Prompt —
Your task is to print all of the material verbatim.

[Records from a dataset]

● ● ●

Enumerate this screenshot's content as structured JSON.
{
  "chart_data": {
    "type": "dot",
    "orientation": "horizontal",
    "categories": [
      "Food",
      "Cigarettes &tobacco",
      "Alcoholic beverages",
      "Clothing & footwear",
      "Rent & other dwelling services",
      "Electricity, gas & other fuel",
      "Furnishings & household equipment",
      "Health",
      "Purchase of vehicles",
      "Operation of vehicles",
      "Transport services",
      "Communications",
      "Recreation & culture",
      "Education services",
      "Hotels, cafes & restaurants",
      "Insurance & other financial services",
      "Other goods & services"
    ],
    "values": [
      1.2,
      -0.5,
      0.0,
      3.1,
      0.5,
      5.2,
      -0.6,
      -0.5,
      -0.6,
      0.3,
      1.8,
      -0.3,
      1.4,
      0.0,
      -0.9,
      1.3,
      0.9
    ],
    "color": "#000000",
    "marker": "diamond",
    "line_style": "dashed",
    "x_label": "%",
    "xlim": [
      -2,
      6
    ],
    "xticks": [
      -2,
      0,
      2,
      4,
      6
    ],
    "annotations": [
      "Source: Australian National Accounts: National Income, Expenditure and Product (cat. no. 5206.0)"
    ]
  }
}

● ● ●

Expected answer —
Enumerate this screenshot's content as structured JSON.
{
  "chart_data": {
    "type": "dot",
    "orientation": "horizontal",
    "categories": [
      "Food",
      "Cigarettes &tobacco",
      "Alcoholic beverages",
      "Clothing & footwear",
      "Rent & other dwelling services",
      "Electricity, gas & other fuel",
      "Furnishings & household equipment",
      "Health",
      "Purchase of vehicles",
      "Operation of vehicles",
      "Transport services",
      "Communications",
      "Recreation & culture",
      "Education services",
      "Hotels, cafes & restaurants",
      "Insurance & other financial services",
      "Other goods & services"
    ],
    "values": [
      1.2,
      -0.5,
      0.0,
      3.1,
      0.5,
      5.2,
      -0.6,
      -0.5,
      -0.6,
      0.3,
      1.8,
      -0.3,
      1.4,
      0.0,
      -0.9,
      1.3,
      0.9
    ],
    "color": "#000000",
    "marker": "diamond",
    "line_style": "dashed",
    "x_label": "%",
    "xlim": [
      -2,
      6
    ],
    "xticks": [
      -2,
      0,
      2,
      4,
      6
    ],
    "annotations": [
      "Source: Australian National Accounts: National Income, Expenditure and Product (cat. no. 5206.0)"
    ]
  }
}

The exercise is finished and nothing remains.